__What to work on__
Give again, word for word, only the lines from the one containing "Output the text content of this document." through the final line.

__Exercise material__
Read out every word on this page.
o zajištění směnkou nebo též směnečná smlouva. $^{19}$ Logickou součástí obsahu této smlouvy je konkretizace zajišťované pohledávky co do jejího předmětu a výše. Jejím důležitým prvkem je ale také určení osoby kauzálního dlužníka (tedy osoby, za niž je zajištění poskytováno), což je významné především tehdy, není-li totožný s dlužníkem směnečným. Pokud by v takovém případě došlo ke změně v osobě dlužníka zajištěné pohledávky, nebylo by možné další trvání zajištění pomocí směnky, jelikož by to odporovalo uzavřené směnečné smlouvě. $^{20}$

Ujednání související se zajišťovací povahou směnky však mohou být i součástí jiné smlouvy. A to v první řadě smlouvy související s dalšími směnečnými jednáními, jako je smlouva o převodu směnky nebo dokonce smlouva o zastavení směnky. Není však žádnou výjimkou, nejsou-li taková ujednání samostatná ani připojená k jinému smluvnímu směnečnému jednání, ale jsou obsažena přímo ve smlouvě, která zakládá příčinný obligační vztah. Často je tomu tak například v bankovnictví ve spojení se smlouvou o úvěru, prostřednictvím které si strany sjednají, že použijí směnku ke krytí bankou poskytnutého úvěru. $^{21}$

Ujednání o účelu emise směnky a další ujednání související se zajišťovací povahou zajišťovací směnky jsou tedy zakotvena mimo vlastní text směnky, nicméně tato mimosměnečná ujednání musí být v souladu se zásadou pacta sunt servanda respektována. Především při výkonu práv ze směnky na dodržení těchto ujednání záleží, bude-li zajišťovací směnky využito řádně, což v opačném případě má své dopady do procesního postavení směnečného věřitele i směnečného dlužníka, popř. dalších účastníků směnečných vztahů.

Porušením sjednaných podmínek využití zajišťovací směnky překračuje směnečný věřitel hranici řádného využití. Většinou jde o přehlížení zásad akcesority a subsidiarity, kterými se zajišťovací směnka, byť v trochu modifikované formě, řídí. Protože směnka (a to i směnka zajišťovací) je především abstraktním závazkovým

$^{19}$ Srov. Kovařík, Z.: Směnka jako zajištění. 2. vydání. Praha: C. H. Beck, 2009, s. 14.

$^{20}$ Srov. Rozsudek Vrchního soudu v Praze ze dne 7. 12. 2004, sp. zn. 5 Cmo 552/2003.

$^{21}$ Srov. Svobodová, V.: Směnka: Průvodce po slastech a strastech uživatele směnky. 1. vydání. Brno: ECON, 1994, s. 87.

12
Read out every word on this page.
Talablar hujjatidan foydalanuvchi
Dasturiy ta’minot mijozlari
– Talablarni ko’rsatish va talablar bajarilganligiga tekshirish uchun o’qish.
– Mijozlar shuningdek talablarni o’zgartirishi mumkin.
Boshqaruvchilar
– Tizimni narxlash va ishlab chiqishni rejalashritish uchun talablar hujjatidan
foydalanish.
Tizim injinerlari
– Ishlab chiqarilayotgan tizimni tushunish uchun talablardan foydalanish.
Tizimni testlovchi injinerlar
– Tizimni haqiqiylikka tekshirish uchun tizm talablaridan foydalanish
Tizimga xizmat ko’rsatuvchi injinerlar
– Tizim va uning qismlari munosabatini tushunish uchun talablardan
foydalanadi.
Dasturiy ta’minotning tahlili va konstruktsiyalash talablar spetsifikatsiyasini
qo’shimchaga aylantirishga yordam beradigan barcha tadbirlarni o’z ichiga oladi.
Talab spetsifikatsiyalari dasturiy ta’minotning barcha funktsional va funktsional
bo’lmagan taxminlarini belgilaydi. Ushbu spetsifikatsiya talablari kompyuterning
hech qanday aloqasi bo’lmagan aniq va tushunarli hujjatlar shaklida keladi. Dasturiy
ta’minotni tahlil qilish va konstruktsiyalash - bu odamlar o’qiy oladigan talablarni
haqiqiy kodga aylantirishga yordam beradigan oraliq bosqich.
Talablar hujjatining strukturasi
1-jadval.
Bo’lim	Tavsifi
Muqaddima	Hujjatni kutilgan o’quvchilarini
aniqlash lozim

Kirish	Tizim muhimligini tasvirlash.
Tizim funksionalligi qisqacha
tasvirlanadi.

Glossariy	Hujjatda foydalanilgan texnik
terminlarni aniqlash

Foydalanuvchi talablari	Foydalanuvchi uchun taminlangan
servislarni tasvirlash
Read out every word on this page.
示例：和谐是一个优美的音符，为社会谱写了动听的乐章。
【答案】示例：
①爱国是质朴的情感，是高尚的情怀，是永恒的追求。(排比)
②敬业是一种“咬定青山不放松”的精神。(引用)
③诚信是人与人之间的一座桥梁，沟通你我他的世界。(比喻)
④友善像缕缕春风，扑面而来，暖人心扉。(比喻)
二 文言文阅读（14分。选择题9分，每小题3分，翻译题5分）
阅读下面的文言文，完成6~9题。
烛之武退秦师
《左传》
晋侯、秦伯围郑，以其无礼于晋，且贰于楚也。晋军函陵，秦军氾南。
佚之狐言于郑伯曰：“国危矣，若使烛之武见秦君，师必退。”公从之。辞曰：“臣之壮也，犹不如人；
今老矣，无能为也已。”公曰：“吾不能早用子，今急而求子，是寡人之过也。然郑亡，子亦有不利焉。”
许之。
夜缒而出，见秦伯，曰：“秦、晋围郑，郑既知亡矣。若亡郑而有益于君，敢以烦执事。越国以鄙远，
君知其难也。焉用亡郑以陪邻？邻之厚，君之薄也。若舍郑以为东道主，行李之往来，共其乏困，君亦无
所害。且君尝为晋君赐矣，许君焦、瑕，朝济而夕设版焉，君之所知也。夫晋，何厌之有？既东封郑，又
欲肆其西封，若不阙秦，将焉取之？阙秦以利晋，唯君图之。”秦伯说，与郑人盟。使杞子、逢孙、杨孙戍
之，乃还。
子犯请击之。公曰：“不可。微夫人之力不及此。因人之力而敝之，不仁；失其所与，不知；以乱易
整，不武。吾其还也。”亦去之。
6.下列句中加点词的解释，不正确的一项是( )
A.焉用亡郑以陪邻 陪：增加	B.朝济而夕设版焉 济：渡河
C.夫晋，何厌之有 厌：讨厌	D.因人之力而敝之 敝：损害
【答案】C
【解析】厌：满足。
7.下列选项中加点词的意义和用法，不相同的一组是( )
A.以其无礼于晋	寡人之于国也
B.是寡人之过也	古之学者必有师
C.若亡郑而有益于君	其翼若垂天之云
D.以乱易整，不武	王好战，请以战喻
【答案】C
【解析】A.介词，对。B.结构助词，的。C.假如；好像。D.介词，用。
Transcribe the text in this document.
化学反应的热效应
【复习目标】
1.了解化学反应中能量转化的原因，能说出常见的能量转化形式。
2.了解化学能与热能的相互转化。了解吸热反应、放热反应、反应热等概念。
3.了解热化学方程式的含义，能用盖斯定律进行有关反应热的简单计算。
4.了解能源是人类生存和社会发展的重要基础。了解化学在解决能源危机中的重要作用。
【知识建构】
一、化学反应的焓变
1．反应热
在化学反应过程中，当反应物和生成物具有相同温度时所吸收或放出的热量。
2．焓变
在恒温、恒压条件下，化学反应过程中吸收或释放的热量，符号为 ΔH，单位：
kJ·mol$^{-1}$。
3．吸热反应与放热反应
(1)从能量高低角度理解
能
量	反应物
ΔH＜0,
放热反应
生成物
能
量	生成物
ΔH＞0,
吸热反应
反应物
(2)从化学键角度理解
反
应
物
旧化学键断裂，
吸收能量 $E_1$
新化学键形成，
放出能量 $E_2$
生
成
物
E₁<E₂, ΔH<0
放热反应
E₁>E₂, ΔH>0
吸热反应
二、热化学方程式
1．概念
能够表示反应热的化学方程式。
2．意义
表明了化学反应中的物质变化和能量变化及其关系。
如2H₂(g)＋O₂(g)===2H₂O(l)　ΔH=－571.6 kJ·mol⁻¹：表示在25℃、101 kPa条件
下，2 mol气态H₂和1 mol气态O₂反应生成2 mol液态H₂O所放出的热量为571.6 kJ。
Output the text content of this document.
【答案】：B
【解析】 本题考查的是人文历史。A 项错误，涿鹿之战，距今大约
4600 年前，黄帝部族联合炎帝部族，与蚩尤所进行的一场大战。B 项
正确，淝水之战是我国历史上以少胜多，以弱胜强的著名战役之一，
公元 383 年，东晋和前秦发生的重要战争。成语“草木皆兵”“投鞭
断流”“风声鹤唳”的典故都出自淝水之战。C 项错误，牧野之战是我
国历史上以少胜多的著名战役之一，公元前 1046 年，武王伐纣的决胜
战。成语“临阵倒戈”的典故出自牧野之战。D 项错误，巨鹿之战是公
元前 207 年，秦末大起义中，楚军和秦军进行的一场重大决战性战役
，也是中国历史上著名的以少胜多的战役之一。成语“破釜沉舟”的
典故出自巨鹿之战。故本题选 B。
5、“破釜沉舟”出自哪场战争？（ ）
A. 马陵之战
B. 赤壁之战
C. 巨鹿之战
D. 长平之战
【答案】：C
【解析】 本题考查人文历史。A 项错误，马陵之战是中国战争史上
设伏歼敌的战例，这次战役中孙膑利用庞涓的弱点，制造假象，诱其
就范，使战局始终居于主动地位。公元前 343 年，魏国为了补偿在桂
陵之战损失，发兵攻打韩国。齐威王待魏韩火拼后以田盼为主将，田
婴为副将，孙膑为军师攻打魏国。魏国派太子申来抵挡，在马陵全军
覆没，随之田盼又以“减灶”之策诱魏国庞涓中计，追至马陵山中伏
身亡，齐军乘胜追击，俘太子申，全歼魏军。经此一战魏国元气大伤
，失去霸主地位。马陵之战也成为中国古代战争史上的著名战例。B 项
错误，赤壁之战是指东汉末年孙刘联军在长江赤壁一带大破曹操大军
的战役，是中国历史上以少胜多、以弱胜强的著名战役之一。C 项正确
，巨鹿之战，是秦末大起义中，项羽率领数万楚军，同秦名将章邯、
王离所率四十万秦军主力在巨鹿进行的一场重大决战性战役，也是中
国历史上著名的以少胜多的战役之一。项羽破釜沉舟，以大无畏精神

__Solution__
Output the text content of this document.
【答案】：B
【解析】 本题考查的是人文历史。A 项错误，涿鹿之战，距今大约
4600 年前，黄帝部族联合炎帝部族，与蚩尤所进行的一场大战。B 项
正确，淝水之战是我国历史上以少胜多，以弱胜强的著名战役之一，
公元 383 年，东晋和前秦发生的重要战争。成语“草木皆兵”“投鞭
断流”“风声鹤唳”的典故都出自淝水之战。C 项错误，牧野之战是我
国历史上以少胜多的著名战役之一，公元前 1046 年，武王伐纣的决胜
战。成语“临阵倒戈”的典故出自牧野之战。D 项错误，巨鹿之战是公
元前 207 年，秦末大起义中，楚军和秦军进行的一场重大决战性战役
，也是中国历史上著名的以少胜多的战役之一。成语“破釜沉舟”的
典故出自巨鹿之战。故本题选 B。
5、“破釜沉舟”出自哪场战争？（ ）
A. 马陵之战
B. 赤壁之战
C. 巨鹿之战
D. 长平之战
【答案】：C
【解析】 本题考查人文历史。A 项错误，马陵之战是中国战争史上
设伏歼敌的战例，这次战役中孙膑利用庞涓的弱点，制造假象，诱其
就范，使战局始终居于主动地位。公元前 343 年，魏国为了补偿在桂
陵之战损失，发兵攻打韩国。齐威王待魏韩火拼后以田盼为主将，田
婴为副将，孙膑为军师攻打魏国。魏国派太子申来抵挡，在马陵全军
覆没，随之田盼又以“减灶”之策诱魏国庞涓中计，追至马陵山中伏
身亡，齐军乘胜追击，俘太子申，全歼魏军。经此一战魏国元气大伤
，失去霸主地位。马陵之战也成为中国古代战争史上的著名战例。B 项
错误，赤壁之战是指东汉末年孙刘联军在长江赤壁一带大破曹操大军
的战役，是中国历史上以少胜多、以弱胜强的著名战役之一。C 项正确
，巨鹿之战，是秦末大起义中，项羽率领数万楚军，同秦名将章邯、
王离所率四十万秦军主力在巨鹿进行的一场重大决战性战役，也是中
国历史上著名的以少胜多的战役之一。项羽破釜沉舟，以大无畏精神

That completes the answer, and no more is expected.